## Excerpted passage
====
A Hole in the Head (1959)
Director: Frank Capra
There is no shortage of stories about reaching for the American dream. Willy Loman and Jay Gatsby are two of the 20th century's most self-deluded climbers toward the promised land. Their creators, Arthur Miller and F. Scott Fitzgerald, were men of letters and, significantly, both American. Being born inside the dream, both could see its soft underbelly and weep.
Frank Capra is another matter. A Sicilian, he came to the promised land with his parents in 1903 and became the picture-perfect fulfillment of the American dream on which its native sons had gone sour. His films tend to affirm the greatness of America, where you're never out of the game and where a cynical heart will be reborn before the final frame. People feel good when they finish a Capra film because it is their cynical hearts he is working on, the grateful immigrant boy made good telling his troubled neighbors "you don't know what trouble is. This is paradise!"
====
Summarize the passage about Frank Capra in two sentences. The items after this point are separate material with no connection to the passage.

[Records showing where elements appear]
====
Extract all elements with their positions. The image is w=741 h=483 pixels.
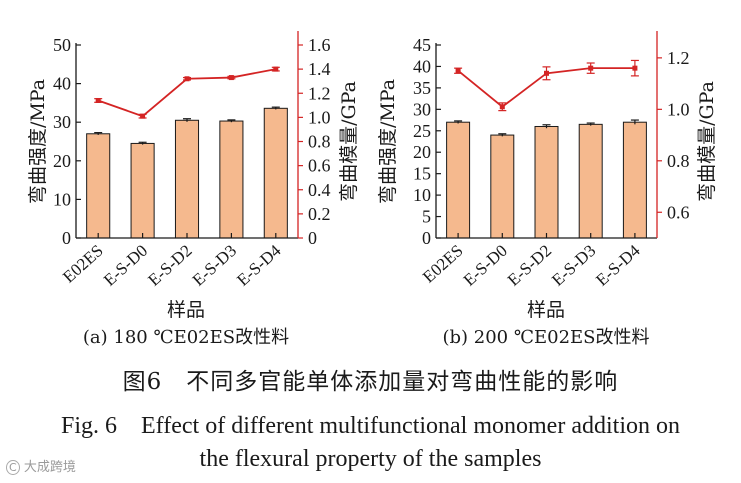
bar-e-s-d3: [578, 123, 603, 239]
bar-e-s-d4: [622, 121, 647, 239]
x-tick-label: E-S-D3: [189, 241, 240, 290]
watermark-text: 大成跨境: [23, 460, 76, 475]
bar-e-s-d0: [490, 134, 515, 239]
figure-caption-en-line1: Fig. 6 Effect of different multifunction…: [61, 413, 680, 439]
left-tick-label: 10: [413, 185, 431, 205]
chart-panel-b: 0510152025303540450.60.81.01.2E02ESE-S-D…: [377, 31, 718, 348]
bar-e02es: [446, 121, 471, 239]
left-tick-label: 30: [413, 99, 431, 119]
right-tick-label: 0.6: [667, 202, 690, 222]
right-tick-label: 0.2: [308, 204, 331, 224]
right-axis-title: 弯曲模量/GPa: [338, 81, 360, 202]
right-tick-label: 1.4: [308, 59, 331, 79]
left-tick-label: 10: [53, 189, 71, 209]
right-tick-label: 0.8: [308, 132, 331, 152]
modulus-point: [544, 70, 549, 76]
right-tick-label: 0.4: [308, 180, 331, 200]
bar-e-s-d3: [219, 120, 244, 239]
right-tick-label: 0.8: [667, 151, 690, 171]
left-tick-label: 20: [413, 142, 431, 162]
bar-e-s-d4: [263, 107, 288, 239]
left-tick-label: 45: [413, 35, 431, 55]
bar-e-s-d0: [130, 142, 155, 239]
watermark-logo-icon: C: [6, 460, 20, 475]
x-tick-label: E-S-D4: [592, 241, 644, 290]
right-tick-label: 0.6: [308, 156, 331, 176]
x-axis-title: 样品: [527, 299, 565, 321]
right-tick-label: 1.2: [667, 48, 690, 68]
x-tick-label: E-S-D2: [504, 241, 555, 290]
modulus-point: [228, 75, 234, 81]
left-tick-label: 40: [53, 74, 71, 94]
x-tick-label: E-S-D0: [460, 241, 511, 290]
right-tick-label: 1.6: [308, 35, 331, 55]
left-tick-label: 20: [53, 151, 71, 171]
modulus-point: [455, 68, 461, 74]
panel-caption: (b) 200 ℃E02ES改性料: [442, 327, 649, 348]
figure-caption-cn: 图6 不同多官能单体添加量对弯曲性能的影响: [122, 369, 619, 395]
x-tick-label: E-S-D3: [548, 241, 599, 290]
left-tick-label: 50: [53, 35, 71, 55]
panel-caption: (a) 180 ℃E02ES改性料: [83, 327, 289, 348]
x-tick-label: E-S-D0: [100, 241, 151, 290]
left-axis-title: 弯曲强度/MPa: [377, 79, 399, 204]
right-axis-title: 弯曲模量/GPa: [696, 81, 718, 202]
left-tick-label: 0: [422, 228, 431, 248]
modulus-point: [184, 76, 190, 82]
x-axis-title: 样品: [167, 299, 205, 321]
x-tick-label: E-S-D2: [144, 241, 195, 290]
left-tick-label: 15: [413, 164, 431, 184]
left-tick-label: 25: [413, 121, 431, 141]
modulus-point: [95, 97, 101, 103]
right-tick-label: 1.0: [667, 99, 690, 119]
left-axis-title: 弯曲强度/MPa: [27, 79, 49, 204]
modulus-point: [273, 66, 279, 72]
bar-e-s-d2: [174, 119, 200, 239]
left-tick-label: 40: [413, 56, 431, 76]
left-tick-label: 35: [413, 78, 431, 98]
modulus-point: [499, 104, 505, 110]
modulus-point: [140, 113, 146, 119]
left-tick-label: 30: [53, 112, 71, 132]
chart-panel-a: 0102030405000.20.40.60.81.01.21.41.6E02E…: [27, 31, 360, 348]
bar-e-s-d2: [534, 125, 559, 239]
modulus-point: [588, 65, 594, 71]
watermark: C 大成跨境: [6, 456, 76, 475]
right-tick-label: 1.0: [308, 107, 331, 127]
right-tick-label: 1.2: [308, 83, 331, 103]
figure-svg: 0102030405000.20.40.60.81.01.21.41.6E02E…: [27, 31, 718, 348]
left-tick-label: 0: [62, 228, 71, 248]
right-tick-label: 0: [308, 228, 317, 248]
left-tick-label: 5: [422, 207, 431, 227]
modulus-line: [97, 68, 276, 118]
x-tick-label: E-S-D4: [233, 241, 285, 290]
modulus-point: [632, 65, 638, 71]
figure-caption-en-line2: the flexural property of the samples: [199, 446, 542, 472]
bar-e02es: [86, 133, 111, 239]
====
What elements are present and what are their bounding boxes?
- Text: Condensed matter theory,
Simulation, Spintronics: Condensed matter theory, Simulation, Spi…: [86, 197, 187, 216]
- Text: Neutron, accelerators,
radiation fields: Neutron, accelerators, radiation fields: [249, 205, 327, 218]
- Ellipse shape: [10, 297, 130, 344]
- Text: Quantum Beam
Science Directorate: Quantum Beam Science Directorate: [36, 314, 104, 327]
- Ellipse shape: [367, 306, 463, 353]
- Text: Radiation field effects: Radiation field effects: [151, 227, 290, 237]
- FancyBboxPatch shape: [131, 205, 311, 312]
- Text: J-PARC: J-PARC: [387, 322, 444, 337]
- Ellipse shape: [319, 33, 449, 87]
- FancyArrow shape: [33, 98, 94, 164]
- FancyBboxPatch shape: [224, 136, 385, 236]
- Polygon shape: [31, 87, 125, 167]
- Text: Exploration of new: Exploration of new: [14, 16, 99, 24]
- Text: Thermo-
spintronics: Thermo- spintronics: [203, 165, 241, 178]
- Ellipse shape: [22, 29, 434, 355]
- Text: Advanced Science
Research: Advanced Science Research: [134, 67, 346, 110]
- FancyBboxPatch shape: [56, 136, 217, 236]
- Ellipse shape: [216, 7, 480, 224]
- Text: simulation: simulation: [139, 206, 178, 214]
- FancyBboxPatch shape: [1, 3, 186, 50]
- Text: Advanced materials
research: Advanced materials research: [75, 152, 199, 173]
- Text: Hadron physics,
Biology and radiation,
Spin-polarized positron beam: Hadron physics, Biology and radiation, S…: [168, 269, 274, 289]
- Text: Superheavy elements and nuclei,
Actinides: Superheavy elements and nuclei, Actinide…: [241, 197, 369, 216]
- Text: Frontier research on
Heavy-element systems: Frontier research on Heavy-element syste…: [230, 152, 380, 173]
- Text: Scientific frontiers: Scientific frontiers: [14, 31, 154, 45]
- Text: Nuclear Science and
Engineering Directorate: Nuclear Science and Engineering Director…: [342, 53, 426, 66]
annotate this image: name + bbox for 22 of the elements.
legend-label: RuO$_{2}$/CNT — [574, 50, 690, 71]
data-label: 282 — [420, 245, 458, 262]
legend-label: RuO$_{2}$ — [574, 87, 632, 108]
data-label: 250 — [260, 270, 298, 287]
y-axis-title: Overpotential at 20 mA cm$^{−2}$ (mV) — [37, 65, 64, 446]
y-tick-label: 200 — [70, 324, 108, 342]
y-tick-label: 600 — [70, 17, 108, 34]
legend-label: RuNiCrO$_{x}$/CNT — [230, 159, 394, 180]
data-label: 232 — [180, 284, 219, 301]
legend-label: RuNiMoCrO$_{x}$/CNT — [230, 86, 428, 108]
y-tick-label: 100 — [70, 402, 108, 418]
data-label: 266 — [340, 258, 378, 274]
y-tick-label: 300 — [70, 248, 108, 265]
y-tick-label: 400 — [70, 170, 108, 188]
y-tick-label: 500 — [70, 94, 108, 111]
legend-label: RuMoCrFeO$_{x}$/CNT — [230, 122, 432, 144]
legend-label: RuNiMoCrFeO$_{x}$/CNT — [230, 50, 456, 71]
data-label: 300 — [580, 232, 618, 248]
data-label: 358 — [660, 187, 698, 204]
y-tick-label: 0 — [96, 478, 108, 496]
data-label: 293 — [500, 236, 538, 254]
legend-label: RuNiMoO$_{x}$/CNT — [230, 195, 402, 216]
====
## Correct response
Arthur Miller and F. Scott Fitzgerald, both American, created self-deluded climbers toward the American dream like Willy Loman and Jay Gatsby, and being born inside the dream, they could see its soft underbelly. Frank Capra, a Sicilian who came to America with his parents in 1903, became the fulfillment of that dream, and his films affirm America's greatness and work on viewers' cynical hearts so that people feel good when they finish them.